Records from a data collection:
----

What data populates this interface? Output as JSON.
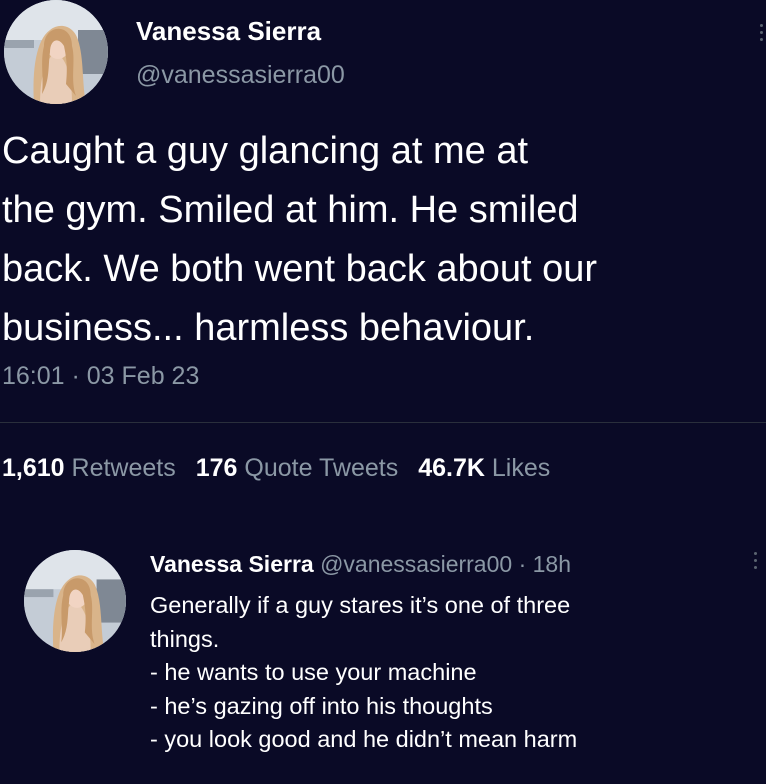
{
  "tweet": {
    "author": {
      "name": "Vanessa Sierra",
      "handle": "@vanessasierra00"
    },
    "text_lines": [
      "Caught a guy glancing at me at",
      "the gym. Smiled at him. He smiled",
      "back. We both went back about our",
      "business... harmless behaviour."
    ],
    "timestamp": "16:01 · 03 Feb 23",
    "stats": {
      "retweets_count": "1,610",
      "retweets_label": "Retweets",
      "quotes_count": "176",
      "quotes_label": "Quote Tweets",
      "likes_count": "46.7K",
      "likes_label": "Likes"
    }
  },
  "reply": {
    "author": {
      "name": "Vanessa Sierra",
      "handle": "@vanessasierra00"
    },
    "separator": " · ",
    "time": "18h",
    "text_lines": [
      "Generally if a guy stares it’s one of three",
      "things.",
      "- he wants to use your machine",
      "- he’s gazing off into his thoughts",
      "- you look good and he didn’t mean harm"
    ]
  },
  "colors": {
    "background": "#0a0a26",
    "primary_text": "#ffffff",
    "secondary_text": "#8b98a5",
    "divider": "#2a2f3c"
  },
  "icons": {
    "more": "more-options-icon",
    "avatar": "profile-photo"
  }
}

----

_EXERCISE_:
Take the data above and repeat it exactly, leaving each picture out.

_ANSWER TO THE TASK_:
What data populates this interface? Output as JSON.
{
  "tweet": {
    "author": {
      "name": "Vanessa Sierra",
      "handle": "@vanessasierra00"
    },
    "text_lines": [
      "Caught a guy glancing at me at",
      "the gym. Smiled at him. He smiled",
      "back. We both went back about our",
      "business... harmless behaviour."
    ],
    "timestamp": "16:01 · 03 Feb 23",
    "stats": {
      "retweets_count": "1,610",
      "retweets_label": "Retweets",
      "quotes_count": "176",
      "quotes_label": "Quote Tweets",
      "likes_count": "46.7K",
      "likes_label": "Likes"
    }
  },
  "reply": {
    "author": {
      "name": "Vanessa Sierra",
      "handle": "@vanessasierra00"
    },
    "separator": " · ",
    "time": "18h",
    "text_lines": [
      "Generally if a guy stares it’s one of three",
      "things.",
      "- he wants to use your machine",
      "- he’s gazing off into his thoughts",
      "- you look good and he didn’t mean harm"
    ]
  },
  "colors": {
    "background": "#0a0a26",
    "primary_text": "#ffffff",
    "secondary_text": "#8b98a5",
    "divider": "#2a2f3c"
  },
  "icons": {
    "more": "more-options-icon",
    "avatar": "profile-photo"
  }
}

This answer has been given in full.